Data entries:
━━━━━━━━━━━━━━━━━━━━

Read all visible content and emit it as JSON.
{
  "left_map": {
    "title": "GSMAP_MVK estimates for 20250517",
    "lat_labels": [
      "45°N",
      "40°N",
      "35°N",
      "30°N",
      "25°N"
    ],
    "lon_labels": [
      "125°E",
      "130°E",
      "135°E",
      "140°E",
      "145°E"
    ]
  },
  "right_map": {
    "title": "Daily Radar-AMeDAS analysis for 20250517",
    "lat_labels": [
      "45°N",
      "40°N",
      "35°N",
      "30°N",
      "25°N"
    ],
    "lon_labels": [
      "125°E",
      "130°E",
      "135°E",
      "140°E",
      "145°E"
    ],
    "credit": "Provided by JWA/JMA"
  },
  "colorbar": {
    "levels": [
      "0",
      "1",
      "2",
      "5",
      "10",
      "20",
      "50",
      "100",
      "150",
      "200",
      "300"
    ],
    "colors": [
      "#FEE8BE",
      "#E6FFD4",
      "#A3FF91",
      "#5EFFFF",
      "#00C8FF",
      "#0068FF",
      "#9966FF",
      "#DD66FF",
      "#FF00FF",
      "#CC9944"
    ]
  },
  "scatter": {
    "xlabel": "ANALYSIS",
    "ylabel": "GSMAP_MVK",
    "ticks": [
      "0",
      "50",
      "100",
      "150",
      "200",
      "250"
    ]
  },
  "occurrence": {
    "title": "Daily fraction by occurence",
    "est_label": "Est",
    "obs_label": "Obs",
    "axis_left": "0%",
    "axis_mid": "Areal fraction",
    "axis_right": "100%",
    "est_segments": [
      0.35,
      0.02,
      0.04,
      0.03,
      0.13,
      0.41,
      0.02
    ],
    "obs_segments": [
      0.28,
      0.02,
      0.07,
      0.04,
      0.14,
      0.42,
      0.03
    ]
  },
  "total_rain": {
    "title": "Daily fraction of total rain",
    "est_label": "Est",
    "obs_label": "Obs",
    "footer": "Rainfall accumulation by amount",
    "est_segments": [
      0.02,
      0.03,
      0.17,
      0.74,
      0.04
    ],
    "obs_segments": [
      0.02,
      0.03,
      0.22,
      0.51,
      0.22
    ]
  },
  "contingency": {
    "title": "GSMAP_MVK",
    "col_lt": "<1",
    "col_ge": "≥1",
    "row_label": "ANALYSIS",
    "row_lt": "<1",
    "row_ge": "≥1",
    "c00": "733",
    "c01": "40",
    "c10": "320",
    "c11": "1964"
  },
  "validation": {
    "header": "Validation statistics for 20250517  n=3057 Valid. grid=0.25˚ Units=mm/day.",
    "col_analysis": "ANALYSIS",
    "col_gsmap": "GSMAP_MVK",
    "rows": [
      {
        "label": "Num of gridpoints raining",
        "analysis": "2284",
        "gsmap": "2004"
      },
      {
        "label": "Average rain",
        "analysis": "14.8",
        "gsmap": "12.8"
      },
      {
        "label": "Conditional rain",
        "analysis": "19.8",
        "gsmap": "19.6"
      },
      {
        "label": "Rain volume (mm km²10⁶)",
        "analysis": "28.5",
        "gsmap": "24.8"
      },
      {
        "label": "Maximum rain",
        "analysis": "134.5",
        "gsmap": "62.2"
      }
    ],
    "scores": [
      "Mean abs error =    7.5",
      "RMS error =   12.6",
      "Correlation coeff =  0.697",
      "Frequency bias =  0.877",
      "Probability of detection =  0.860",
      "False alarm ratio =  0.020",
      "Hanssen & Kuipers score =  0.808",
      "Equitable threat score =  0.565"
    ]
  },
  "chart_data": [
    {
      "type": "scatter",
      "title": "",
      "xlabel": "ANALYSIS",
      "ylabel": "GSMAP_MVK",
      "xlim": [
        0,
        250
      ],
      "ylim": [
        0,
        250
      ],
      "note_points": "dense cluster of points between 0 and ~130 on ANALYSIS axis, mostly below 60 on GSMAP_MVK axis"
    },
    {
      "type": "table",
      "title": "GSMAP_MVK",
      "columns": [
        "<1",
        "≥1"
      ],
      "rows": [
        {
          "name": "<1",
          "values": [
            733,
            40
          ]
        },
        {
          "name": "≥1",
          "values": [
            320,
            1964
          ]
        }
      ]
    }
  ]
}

━━━━━━━━━━━━━━━━━━━━

Stated exercise = Your task is to output all of the data above word for word.

Answer to the task =
Read all visible content and emit it as JSON.
{
  "left_map": {
    "title": "GSMAP_MVK estimates for 20250517",
    "lat_labels": [
      "45°N",
      "40°N",
      "35°N",
      "30°N",
      "25°N"
    ],
    "lon_labels": [
      "125°E",
      "130°E",
      "135°E",
      "140°E",
      "145°E"
    ]
  },
  "right_map": {
    "title": "Daily Radar-AMeDAS analysis for 20250517",
    "lat_labels": [
      "45°N",
      "40°N",
      "35°N",
      "30°N",
      "25°N"
    ],
    "lon_labels": [
      "125°E",
      "130°E",
      "135°E",
      "140°E",
      "145°E"
    ],
    "credit": "Provided by JWA/JMA"
  },
  "colorbar": {
    "levels": [
      "0",
      "1",
      "2",
      "5",
      "10",
      "20",
      "50",
      "100",
      "150",
      "200",
      "300"
    ],
    "colors": [
      "#FEE8BE",
      "#E6FFD4",
      "#A3FF91",
      "#5EFFFF",
      "#00C8FF",
      "#0068FF",
      "#9966FF",
      "#DD66FF",
      "#FF00FF",
      "#CC9944"
    ]
  },
  "scatter": {
    "xlabel": "ANALYSIS",
    "ylabel": "GSMAP_MVK",
    "ticks": [
      "0",
      "50",
      "100",
      "150",
      "200",
      "250"
    ]
  },
  "occurrence": {
    "title": "Daily fraction by occurence",
    "est_label": "Est",
    "obs_label": "Obs",
    "axis_left": "0%",
    "axis_mid": "Areal fraction",
    "axis_right": "100%",
    "est_segments": [
      0.35,
      0.02,
      0.04,
      0.03,
      0.13,
      0.41,
      0.02
    ],
    "obs_segments": [
      0.28,
      0.02,
      0.07,
      0.04,
      0.14,
      0.42,
      0.03
    ]
  },
  "total_rain": {
    "title": "Daily fraction of total rain",
    "est_label": "Est",
    "obs_label": "Obs",
    "footer": "Rainfall accumulation by amount",
    "est_segments": [
      0.02,
      0.03,
      0.17,
      0.74,
      0.04
    ],
    "obs_segments": [
      0.02,
      0.03,
      0.22,
      0.51,
      0.22
    ]
  },
  "contingency": {
    "title": "GSMAP_MVK",
    "col_lt": "<1",
    "col_ge": "≥1",
    "row_label": "ANALYSIS",
    "row_lt": "<1",
    "row_ge": "≥1",
    "c00": "733",
    "c01": "40",
    "c10": "320",
    "c11": "1964"
  },
  "validation": {
    "header": "Validation statistics for 20250517  n=3057 Valid. grid=0.25˚ Units=mm/day.",
    "col_analysis": "ANALYSIS",
    "col_gsmap": "GSMAP_MVK",
    "rows": [
      {
        "label": "Num of gridpoints raining",
        "analysis": "2284",
        "gsmap": "2004"
      },
      {
        "label": "Average rain",
        "analysis": "14.8",
        "gsmap": "12.8"
      },
      {
        "label": "Conditional rain",
        "analysis": "19.8",
        "gsmap": "19.6"
      },
      {
        "label": "Rain volume (mm km²10⁶)",
        "analysis": "28.5",
        "gsmap": "24.8"
      },
      {
        "label": "Maximum rain",
        "analysis": "134.5",
        "gsmap": "62.2"
      }
    ],
    "scores": [
      "Mean abs error =    7.5",
      "RMS error =   12.6",
      "Correlation coeff =  0.697",
      "Frequency bias =  0.877",
      "Probability of detection =  0.860",
      "False alarm ratio =  0.020",
      "Hanssen & Kuipers score =  0.808",
      "Equitable threat score =  0.565"
    ]
  },
  "chart_data": [
    {
      "type": "scatter",
      "title": "",
      "xlabel": "ANALYSIS",
      "ylabel": "GSMAP_MVK",
      "xlim": [
        0,
        250
      ],
      "ylim": [
        0,
        250
      ],
      "note_points": "dense cluster of points between 0 and ~130 on ANALYSIS axis, mostly below 60 on GSMAP_MVK axis"
    },
    {
      "type": "table",
      "title": "GSMAP_MVK",
      "columns": [
        "<1",
        "≥1"
      ],
      "rows": [
        {
          "name": "<1",
          "values": [
            733,
            40
          ]
        },
        {
          "name": "≥1",
          "values": [
            320,
            1964
          ]
        }
      ]
    }
  ]
}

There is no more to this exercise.